List each line holding the string "Twitch".

# MATERIAL FOR THE TASK:
....
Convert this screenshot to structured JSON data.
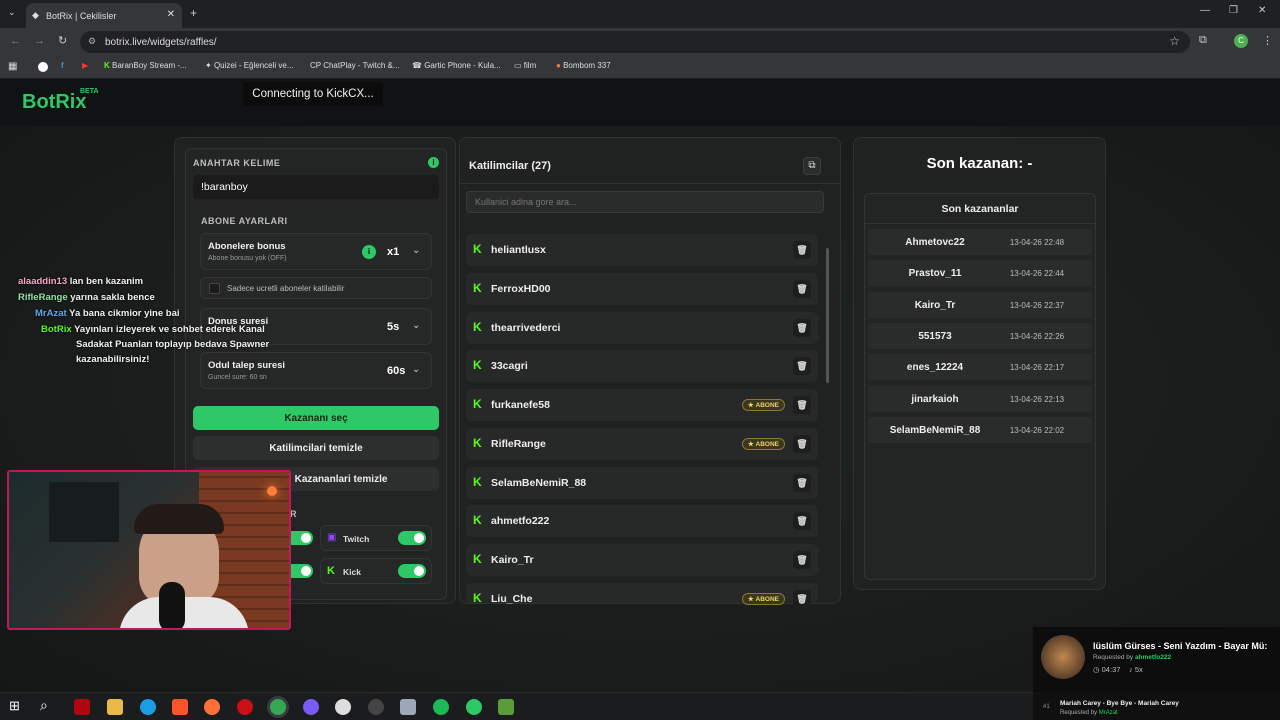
{
  "browser": {
    "tab_title": "BotRix | Cekilisler",
    "url": "botrix.live/widgets/raffles/",
    "bookmarks": [
      "BaranBoy Stream -...",
      "Quizei - Eğlenceli ve...",
      "ChatPlay - Twitch &...",
      "Gartic Phone - Kula...",
      "film",
      "Bombom 337"
    ]
  },
  "header": {
    "logo": "BotRix",
    "beta": "BETA",
    "overlay_status": "Connecting to KickCX..."
  },
  "settings": {
    "keyword_label": "ANAHTAR KELIME",
    "keyword_value": "!baranboy",
    "sub_settings_label": "ABONE AYARLARI",
    "sub_bonus_title": "Abonelere bonus",
    "sub_bonus_desc": "Abone bonusu yok (OFF)",
    "sub_bonus_value": "x1",
    "only_paid_subs": "Sadece ucretli aboneler katilabilir",
    "bonus_duration_title": "Donus suresi",
    "bonus_duration_value": "5s",
    "claim_title": "Odul talep suresi",
    "claim_desc": "Guncel sure: 60 sn",
    "claim_value": "60s",
    "pick_winner": "Kazananı seç",
    "clear_participants": "Katilimcilari temizle",
    "clear_winners": "Kazananlari temizle",
    "platforms_label": "R",
    "platform_twitch": "Twitch",
    "platform_kick": "Kick"
  },
  "participants": {
    "title": "Katilimcilar (27)",
    "search_placeholder": "Kullanici adina gore ara...",
    "badge_label": "ABONE",
    "items": [
      {
        "name": "heliantlusx",
        "sub": false
      },
      {
        "name": "FerroxHD00",
        "sub": false
      },
      {
        "name": "thearrivederci",
        "sub": false
      },
      {
        "name": "33cagri",
        "sub": false
      },
      {
        "name": "furkanefe58",
        "sub": true
      },
      {
        "name": "RifleRange",
        "sub": true
      },
      {
        "name": "SelamBeNemiR_88",
        "sub": false
      },
      {
        "name": "ahmetfo222",
        "sub": false
      },
      {
        "name": "Kairo_Tr",
        "sub": false
      },
      {
        "name": "Liu_Che",
        "sub": true
      }
    ]
  },
  "winners": {
    "title": "Son kazanan: -",
    "list_title": "Son kazananlar",
    "items": [
      {
        "name": "Ahmetovc22",
        "date": "13-04-26 22:48"
      },
      {
        "name": "Prastov_11",
        "date": "13-04-26 22:44"
      },
      {
        "name": "Kairo_Tr",
        "date": "13-04-26 22:37"
      },
      {
        "name": "551573",
        "date": "13-04-26 22:26"
      },
      {
        "name": "enes_12224",
        "date": "13-04-26 22:17"
      },
      {
        "name": "jinarkaioh",
        "date": "13-04-26 22:13"
      },
      {
        "name": "SelamBeNemiR_88",
        "date": "13-04-26 22:02"
      }
    ]
  },
  "chat": [
    {
      "user": "alaaddin13",
      "msg": "lan ben kazanim",
      "color": "#f7a6c8"
    },
    {
      "user": "RifleRange",
      "msg": "yarına sakla bence",
      "color": "#8fe3a3"
    },
    {
      "user": "MrAzat",
      "msg": "Ya bana cikmior yine bai",
      "color": "#5aa8f0"
    },
    {
      "user": "BotRix",
      "msg": "Yayınları izleyerek ve sohbet ederek Kanal",
      "color": "#53fc18"
    }
  ],
  "chat_cont": [
    "Sadakat Puanları toplayıp bedava Spawner",
    "kazanabilirsiniz!"
  ],
  "music": {
    "title": "lüslüm Gürses - Seni Yazdım - Bayar Mü:",
    "requested_prefix": "Requested by",
    "requested_by": "ahmetfo222",
    "duration": "04:37",
    "count": "5x",
    "next_index": "#1",
    "next_title": "Mariah Carey - Bye Bye - Mariah Carey",
    "next_requested": "MrAzat"
  },
  "colors": {
    "accent": "#2ec866",
    "kick": "#53fc18"
  }
}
....
# EXERCISE OUTPUT:
      "ChatPlay - Twitch &...",
    "platform_twitch": "Twitch",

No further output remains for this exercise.